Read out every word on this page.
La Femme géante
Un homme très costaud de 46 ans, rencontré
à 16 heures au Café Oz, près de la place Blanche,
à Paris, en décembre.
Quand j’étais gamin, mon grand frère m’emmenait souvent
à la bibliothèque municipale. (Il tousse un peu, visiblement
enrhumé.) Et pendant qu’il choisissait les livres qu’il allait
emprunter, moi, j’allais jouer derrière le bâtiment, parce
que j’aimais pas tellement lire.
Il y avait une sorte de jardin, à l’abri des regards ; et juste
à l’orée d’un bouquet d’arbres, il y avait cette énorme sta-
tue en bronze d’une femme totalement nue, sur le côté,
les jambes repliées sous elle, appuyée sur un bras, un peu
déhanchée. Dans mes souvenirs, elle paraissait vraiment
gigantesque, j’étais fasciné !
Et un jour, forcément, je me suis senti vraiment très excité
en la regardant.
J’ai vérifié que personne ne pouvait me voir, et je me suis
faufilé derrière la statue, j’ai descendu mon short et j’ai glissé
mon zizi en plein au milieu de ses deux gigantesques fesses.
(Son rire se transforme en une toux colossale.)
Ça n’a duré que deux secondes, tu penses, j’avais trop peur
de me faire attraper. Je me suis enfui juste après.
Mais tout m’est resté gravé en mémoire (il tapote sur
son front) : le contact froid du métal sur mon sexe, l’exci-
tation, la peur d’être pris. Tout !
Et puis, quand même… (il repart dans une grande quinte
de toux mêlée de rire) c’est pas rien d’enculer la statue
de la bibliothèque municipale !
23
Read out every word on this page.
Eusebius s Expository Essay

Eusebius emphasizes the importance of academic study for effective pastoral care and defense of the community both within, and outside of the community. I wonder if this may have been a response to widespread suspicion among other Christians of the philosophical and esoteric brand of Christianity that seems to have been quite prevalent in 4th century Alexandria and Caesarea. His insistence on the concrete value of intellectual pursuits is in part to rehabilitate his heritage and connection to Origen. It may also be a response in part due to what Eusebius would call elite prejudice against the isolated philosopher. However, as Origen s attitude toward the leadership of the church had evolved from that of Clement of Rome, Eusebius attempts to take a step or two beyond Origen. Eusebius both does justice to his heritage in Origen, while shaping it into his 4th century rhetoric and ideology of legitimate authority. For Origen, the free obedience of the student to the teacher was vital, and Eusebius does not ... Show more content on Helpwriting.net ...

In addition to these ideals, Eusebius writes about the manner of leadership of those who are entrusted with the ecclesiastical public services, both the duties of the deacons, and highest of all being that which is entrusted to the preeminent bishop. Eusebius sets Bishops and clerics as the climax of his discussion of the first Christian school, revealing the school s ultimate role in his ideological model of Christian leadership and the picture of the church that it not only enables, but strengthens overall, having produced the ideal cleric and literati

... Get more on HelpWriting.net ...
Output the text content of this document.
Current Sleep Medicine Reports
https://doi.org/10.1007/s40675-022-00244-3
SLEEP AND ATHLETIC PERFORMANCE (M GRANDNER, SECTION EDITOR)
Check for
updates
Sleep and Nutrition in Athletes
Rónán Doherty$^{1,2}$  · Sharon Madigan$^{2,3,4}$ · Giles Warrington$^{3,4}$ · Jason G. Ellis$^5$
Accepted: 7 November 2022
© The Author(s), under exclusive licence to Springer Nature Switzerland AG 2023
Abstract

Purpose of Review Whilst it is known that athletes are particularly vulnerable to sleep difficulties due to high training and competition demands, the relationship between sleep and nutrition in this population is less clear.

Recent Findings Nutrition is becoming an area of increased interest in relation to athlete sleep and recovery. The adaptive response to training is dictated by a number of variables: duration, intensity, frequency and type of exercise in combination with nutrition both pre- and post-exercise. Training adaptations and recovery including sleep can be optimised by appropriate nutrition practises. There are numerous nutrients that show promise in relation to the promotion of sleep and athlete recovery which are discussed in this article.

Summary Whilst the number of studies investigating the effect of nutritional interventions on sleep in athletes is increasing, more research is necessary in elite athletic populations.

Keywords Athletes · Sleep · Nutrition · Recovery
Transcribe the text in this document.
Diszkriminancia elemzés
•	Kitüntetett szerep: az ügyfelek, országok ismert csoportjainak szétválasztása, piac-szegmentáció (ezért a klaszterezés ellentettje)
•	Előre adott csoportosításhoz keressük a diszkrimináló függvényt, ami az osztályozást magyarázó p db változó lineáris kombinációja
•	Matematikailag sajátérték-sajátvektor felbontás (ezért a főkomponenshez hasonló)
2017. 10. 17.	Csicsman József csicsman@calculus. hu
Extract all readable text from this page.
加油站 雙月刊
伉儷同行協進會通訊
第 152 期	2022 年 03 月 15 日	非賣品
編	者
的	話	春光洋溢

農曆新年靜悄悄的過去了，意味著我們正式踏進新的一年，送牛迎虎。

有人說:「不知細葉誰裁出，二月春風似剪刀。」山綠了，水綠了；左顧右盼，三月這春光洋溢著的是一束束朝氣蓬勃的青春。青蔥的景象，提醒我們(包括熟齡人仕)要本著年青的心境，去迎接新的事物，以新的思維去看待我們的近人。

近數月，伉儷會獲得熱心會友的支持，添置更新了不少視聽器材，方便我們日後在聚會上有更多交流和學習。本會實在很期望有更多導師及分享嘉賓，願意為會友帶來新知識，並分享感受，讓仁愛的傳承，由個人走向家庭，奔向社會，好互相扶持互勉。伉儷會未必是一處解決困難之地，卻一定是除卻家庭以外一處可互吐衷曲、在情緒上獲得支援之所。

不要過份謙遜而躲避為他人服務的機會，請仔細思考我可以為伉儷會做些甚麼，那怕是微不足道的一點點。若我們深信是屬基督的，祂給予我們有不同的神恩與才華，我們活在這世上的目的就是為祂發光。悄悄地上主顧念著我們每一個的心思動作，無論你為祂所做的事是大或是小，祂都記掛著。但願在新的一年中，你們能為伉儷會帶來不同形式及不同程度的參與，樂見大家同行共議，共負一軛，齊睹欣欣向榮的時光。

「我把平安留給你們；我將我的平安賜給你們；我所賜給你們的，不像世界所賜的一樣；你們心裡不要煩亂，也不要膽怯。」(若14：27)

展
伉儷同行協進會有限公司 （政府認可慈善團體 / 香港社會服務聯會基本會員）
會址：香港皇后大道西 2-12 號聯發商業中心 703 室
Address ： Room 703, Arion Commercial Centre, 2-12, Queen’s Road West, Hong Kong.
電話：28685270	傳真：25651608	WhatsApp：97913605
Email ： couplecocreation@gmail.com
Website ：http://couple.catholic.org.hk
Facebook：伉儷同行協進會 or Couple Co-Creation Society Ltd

##############################

Go through the entries and repeat each one exactly.

Read out every word on this page.
La Femme géante
Un homme très costaud de 46 ans, rencontré
à 16 heures au Café Oz, près de la place Blanche,
à Paris, en décembre.
Quand j’étais gamin, mon grand frère m’emmenait souvent
à la bibliothèque municipale. (Il tousse un peu, visiblement
enrhumé.) Et pendant qu’il choisissait les livres qu’il allait
emprunter, moi, j’allais jouer derrière le bâtiment, parce
que j’aimais pas tellement lire.
Il y avait une sorte de jardin, à l’abri des regards ; et juste
à l’orée d’un bouquet d’arbres, il y avait cette énorme sta-
tue en bronze d’une femme totalement nue, sur le côté,
les jambes repliées sous elle, appuyée sur un bras, un peu
déhanchée. Dans mes souvenirs, elle paraissait vraiment
gigantesque, j’étais fasciné !
Et un jour, forcément, je me suis senti vraiment très excité
en la regardant.
J’ai vérifié que personne ne pouvait me voir, et je me suis
faufilé derrière la statue, j’ai descendu mon short et j’ai glissé
mon zizi en plein au milieu de ses deux gigantesques fesses.
(Son rire se transforme en une toux colossale.)
Ça n’a duré que deux secondes, tu penses, j’avais trop peur
de me faire attraper. Je me suis enfui juste après.
Mais tout m’est resté gravé en mémoire (il tapote sur
son front) : le contact froid du métal sur mon sexe, l’exci-
tation, la peur d’être pris. Tout !
Et puis, quand même… (il repart dans une grande quinte
de toux mêlée de rire) c’est pas rien d’enculer la statue
de la bibliothèque municipale !
23
Read out every word on this page.
Eusebius s Expository Essay

Eusebius emphasizes the importance of academic study for effective pastoral care and defense of the community both within, and outside of the community. I wonder if this may have been a response to widespread suspicion among other Christians of the philosophical and esoteric brand of Christianity that seems to have been quite prevalent in 4th century Alexandria and Caesarea. His insistence on the concrete value of intellectual pursuits is in part to rehabilitate his heritage and connection to Origen. It may also be a response in part due to what Eusebius would call elite prejudice against the isolated philosopher. However, as Origen s attitude toward the leadership of the church had evolved from that of Clement of Rome, Eusebius attempts to take a step or two beyond Origen. Eusebius both does justice to his heritage in Origen, while shaping it into his 4th century rhetoric and ideology of legitimate authority. For Origen, the free obedience of the student to the teacher was vital, and Eusebius does not ... Show more content on Helpwriting.net ...

In addition to these ideals, Eusebius writes about the manner of leadership of those who are entrusted with the ecclesiastical public services, both the duties of the deacons, and highest of all being that which is entrusted to the preeminent bishop. Eusebius sets Bishops and clerics as the climax of his discussion of the first Christian school, revealing the school s ultimate role in his ideological model of Christian leadership and the picture of the church that it not only enables, but strengthens overall, having produced the ideal cleric and literati

... Get more on HelpWriting.net ...
Output the text content of this document.
Current Sleep Medicine Reports
https://doi.org/10.1007/s40675-022-00244-3
SLEEP AND ATHLETIC PERFORMANCE (M GRANDNER, SECTION EDITOR)
Check for
updates
Sleep and Nutrition in Athletes
Rónán Doherty$^{1,2}$  · Sharon Madigan$^{2,3,4}$ · Giles Warrington$^{3,4}$ · Jason G. Ellis$^5$
Accepted: 7 November 2022
© The Author(s), under exclusive licence to Springer Nature Switzerland AG 2023
Abstract

Purpose of Review Whilst it is known that athletes are particularly vulnerable to sleep difficulties due to high training and competition demands, the relationship between sleep and nutrition in this population is less clear.

Recent Findings Nutrition is becoming an area of increased interest in relation to athlete sleep and recovery. The adaptive response to training is dictated by a number of variables: duration, intensity, frequency and type of exercise in combination with nutrition both pre- and post-exercise. Training adaptations and recovery including sleep can be optimised by appropriate nutrition practises. There are numerous nutrients that show promise in relation to the promotion of sleep and athlete recovery which are discussed in this article.

Summary Whilst the number of studies investigating the effect of nutritional interventions on sleep in athletes is increasing, more research is necessary in elite athletic populations.

Keywords Athletes · Sleep · Nutrition · Recovery
Transcribe the text in this document.
Diszkriminancia elemzés
•	Kitüntetett szerep: az ügyfelek, országok ismert csoportjainak szétválasztása, piac-szegmentáció (ezért a klaszterezés ellentettje)
•	Előre adott csoportosításhoz keressük a diszkrimináló függvényt, ami az osztályozást magyarázó p db változó lineáris kombinációja
•	Matematikailag sajátérték-sajátvektor felbontás (ezért a főkomponenshez hasonló)
2017. 10. 17.	Csicsman József csicsman@calculus. hu
Extract all readable text from this page.
加油站 雙月刊
伉儷同行協進會通訊
第 152 期	2022 年 03 月 15 日	非賣品
編	者
的	話	春光洋溢

農曆新年靜悄悄的過去了，意味著我們正式踏進新的一年，送牛迎虎。

有人說:「不知細葉誰裁出，二月春風似剪刀。」山綠了，水綠了；左顧右盼，三月這春光洋溢著的是一束束朝氣蓬勃的青春。青蔥的景象，提醒我們(包括熟齡人仕)要本著年青的心境，去迎接新的事物，以新的思維去看待我們的近人。

近數月，伉儷會獲得熱心會友的支持，添置更新了不少視聽器材，方便我們日後在聚會上有更多交流和學習。本會實在很期望有更多導師及分享嘉賓，願意為會友帶來新知識，並分享感受，讓仁愛的傳承，由個人走向家庭，奔向社會，好互相扶持互勉。伉儷會未必是一處解決困難之地，卻一定是除卻家庭以外一處可互吐衷曲、在情緒上獲得支援之所。

不要過份謙遜而躲避為他人服務的機會，請仔細思考我可以為伉儷會做些甚麼，那怕是微不足道的一點點。若我們深信是屬基督的，祂給予我們有不同的神恩與才華，我們活在這世上的目的就是為祂發光。悄悄地上主顧念著我們每一個的心思動作，無論你為祂所做的事是大或是小，祂都記掛著。但願在新的一年中，你們能為伉儷會帶來不同形式及不同程度的參與，樂見大家同行共議，共負一軛，齊睹欣欣向榮的時光。

「我把平安留給你們；我將我的平安賜給你們；我所賜給你們的，不像世界所賜的一樣；你們心裡不要煩亂，也不要膽怯。」(若14：27)

展
伉儷同行協進會有限公司 （政府認可慈善團體 / 香港社會服務聯會基本會員）
會址：香港皇后大道西 2-12 號聯發商業中心 703 室
Address ： Room 703, Arion Commercial Centre, 2-12, Queen’s Road West, Hong Kong.
電話：28685270	傳真：25651608	WhatsApp：97913605
Email ： couplecocreation@gmail.com
Website ：http://couple.catholic.org.hk
Facebook：伉儷同行協進會 or Couple Co-Creation Society Ltd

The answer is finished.